----- DATA IN THIS EXERCISE

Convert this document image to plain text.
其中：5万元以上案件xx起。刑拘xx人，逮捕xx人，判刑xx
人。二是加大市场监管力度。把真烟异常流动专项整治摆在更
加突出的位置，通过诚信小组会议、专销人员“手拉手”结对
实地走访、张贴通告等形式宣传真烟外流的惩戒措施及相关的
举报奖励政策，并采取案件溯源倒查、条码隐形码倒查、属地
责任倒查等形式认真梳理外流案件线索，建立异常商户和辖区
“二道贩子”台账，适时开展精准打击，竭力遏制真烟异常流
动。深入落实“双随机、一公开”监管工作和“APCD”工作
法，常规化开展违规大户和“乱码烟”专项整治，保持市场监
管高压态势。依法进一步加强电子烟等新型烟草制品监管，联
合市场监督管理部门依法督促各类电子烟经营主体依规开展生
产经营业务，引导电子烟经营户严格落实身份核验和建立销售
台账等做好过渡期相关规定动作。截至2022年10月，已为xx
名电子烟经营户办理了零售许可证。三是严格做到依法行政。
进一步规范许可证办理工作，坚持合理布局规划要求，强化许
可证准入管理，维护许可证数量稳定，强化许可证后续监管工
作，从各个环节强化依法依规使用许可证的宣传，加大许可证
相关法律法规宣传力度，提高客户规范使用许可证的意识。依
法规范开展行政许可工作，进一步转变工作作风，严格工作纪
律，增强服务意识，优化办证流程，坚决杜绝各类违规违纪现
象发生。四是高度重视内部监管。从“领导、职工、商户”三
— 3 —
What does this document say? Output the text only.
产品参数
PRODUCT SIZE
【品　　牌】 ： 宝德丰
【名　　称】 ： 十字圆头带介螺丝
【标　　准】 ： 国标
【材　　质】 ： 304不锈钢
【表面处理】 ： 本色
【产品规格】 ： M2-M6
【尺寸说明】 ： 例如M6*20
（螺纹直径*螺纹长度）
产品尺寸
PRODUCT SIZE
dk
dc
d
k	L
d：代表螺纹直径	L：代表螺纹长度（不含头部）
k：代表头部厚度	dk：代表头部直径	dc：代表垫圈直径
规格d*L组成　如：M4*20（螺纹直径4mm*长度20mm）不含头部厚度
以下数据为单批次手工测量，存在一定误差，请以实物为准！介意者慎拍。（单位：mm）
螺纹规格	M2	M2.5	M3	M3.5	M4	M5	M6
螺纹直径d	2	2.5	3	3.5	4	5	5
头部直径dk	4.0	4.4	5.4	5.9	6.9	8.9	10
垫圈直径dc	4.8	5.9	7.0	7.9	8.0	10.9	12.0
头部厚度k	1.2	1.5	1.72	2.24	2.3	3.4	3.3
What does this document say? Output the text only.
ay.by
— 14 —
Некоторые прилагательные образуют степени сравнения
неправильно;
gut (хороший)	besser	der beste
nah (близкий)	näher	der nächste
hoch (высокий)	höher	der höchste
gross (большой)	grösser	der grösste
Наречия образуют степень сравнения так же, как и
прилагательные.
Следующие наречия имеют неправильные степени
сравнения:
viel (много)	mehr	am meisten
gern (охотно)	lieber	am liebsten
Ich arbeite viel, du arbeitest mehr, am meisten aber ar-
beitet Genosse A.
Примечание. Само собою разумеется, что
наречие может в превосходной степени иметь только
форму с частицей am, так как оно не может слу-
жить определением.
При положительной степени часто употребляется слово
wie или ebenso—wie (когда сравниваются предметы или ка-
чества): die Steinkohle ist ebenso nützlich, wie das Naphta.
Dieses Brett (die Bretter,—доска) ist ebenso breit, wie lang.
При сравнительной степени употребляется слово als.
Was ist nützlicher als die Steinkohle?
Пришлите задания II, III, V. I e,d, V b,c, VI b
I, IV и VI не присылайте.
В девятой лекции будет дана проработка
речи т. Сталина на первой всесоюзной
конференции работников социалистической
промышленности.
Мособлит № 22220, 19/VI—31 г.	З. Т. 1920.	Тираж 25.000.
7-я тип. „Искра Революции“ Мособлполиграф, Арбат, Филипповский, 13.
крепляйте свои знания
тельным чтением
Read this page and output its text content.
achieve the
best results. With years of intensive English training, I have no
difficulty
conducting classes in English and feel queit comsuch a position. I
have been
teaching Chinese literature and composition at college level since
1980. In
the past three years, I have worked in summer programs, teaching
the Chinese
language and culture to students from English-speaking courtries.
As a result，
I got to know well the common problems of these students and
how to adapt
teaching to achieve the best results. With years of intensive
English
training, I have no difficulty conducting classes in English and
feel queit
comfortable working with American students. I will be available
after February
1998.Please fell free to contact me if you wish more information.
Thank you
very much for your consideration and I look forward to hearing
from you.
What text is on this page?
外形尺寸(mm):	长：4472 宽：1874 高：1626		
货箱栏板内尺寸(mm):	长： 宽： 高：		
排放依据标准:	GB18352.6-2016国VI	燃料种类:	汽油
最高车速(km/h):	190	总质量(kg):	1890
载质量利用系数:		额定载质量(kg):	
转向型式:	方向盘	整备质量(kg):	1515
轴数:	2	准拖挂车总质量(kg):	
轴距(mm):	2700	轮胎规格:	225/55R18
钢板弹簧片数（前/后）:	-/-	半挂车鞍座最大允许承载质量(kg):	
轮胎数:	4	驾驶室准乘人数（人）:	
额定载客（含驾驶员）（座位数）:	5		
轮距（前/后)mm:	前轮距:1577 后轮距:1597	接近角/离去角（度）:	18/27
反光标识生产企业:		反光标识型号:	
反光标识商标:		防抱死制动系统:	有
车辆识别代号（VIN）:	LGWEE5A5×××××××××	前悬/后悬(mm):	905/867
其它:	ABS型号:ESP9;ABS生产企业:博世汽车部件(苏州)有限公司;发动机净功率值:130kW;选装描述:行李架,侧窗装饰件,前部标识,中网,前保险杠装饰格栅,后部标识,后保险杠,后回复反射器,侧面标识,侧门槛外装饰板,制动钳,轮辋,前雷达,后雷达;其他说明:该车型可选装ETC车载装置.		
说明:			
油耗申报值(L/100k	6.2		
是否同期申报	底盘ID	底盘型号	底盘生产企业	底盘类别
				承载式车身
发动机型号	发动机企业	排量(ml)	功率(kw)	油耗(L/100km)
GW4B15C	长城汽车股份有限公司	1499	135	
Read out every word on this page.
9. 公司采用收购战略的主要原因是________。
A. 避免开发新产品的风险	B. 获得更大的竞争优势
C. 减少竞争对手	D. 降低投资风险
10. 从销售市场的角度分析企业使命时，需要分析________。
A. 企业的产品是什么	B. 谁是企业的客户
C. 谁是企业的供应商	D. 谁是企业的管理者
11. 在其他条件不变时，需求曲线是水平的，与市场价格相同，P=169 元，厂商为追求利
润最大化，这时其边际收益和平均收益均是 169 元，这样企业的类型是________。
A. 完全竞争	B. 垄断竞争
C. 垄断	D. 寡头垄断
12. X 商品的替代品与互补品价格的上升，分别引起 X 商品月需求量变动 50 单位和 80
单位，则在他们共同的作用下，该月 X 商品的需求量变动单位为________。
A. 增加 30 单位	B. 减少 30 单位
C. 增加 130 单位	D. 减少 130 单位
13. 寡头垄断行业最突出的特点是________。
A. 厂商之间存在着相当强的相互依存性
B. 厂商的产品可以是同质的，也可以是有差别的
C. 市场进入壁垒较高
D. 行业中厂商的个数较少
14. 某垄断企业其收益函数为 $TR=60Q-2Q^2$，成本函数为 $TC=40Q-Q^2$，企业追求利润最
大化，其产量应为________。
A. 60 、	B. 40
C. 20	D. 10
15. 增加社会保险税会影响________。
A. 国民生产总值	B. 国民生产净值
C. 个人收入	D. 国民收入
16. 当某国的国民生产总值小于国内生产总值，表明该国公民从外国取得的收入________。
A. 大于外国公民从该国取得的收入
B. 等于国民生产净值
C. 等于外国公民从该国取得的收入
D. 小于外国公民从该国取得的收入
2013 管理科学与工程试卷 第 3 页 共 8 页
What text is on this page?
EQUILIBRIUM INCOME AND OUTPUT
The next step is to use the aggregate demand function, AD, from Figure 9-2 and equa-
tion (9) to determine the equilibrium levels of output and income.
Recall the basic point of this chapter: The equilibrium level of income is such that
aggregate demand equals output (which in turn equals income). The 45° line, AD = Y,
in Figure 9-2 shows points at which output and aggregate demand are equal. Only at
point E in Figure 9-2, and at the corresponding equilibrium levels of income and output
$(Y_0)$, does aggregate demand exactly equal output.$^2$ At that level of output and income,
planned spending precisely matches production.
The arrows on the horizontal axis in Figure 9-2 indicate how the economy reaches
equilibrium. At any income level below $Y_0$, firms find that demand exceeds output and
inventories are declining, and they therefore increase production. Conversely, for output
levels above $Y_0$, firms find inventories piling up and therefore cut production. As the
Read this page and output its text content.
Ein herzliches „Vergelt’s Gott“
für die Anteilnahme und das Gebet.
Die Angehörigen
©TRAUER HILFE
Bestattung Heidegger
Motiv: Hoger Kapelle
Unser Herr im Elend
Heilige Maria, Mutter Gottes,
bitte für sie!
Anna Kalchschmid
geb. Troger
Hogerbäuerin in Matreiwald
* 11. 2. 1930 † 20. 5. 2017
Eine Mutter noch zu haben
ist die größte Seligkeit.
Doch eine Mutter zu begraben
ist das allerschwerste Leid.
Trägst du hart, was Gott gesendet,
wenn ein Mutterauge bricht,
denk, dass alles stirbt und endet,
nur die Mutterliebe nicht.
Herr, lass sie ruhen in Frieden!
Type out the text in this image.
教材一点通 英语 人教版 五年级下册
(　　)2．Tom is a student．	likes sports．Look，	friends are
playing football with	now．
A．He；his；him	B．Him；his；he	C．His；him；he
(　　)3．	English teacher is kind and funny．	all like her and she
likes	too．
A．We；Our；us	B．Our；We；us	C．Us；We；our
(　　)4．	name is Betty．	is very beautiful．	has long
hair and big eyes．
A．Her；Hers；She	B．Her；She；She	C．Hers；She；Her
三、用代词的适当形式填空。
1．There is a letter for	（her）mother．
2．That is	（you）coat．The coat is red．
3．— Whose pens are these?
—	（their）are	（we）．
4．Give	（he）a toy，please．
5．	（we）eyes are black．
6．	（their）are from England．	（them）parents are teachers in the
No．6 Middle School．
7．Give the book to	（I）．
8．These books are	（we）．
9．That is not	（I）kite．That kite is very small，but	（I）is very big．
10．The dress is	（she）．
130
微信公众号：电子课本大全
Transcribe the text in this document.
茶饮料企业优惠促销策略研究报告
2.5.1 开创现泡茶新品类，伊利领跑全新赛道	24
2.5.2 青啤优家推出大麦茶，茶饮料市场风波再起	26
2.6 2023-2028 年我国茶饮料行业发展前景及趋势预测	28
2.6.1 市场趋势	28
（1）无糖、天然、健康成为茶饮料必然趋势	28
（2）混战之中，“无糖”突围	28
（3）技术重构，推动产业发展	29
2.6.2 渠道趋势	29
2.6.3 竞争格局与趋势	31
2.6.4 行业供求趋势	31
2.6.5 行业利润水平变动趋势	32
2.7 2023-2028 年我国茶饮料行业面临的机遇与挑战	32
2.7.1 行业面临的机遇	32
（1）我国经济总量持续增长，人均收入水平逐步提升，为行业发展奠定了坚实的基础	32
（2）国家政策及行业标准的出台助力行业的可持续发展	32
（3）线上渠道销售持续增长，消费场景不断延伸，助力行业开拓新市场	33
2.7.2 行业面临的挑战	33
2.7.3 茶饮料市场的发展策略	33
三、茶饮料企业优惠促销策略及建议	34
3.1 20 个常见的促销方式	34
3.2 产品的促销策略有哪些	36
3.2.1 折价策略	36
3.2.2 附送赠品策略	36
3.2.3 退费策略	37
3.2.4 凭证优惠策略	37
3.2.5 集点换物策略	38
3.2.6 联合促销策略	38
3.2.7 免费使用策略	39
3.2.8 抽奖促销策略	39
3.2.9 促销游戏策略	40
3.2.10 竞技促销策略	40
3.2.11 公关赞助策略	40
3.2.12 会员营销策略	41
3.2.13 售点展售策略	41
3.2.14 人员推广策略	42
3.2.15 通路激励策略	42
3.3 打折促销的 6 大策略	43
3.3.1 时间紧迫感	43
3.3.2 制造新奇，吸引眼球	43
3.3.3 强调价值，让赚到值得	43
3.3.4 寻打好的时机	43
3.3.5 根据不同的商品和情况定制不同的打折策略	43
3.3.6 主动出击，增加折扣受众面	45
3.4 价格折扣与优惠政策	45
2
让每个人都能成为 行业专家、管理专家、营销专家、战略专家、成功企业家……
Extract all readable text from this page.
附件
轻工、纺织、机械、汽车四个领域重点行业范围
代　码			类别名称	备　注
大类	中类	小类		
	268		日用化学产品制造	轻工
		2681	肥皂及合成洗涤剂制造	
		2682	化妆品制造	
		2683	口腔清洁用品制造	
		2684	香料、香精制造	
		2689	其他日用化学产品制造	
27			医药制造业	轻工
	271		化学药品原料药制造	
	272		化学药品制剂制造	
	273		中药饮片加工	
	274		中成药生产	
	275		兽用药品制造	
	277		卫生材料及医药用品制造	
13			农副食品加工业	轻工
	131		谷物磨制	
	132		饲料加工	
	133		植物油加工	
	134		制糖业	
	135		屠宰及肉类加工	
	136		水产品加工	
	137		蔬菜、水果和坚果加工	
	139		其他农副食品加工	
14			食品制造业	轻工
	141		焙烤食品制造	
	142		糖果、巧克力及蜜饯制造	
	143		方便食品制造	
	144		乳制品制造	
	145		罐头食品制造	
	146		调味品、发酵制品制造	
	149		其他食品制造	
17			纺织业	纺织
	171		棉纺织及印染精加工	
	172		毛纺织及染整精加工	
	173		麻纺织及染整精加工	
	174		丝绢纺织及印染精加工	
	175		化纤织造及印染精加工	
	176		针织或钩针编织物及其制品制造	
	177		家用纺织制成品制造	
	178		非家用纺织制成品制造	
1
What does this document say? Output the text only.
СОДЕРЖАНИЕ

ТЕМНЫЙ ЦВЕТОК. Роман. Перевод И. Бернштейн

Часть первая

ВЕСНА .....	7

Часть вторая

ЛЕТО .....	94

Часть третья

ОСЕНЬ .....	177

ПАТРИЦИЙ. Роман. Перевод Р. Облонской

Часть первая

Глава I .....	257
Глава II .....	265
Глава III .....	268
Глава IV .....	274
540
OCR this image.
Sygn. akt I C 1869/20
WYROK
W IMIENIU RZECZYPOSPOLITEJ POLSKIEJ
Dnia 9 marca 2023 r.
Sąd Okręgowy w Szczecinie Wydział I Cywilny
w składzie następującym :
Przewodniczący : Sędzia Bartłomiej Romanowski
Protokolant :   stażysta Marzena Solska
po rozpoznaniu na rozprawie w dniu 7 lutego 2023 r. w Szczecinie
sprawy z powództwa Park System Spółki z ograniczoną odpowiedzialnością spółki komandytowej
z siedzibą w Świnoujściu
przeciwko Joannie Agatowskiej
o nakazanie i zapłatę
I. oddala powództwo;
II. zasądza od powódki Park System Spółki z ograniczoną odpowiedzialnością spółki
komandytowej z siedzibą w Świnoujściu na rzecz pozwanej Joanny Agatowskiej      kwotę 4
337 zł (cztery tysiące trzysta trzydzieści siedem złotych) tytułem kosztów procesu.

----------

- [AIM] Scan the material line by line and report each one that contains "results".

- [FINISHED EXERCISE]
best results. With years of intensive English training, I have no
teaching to achieve the best results. With years of intensive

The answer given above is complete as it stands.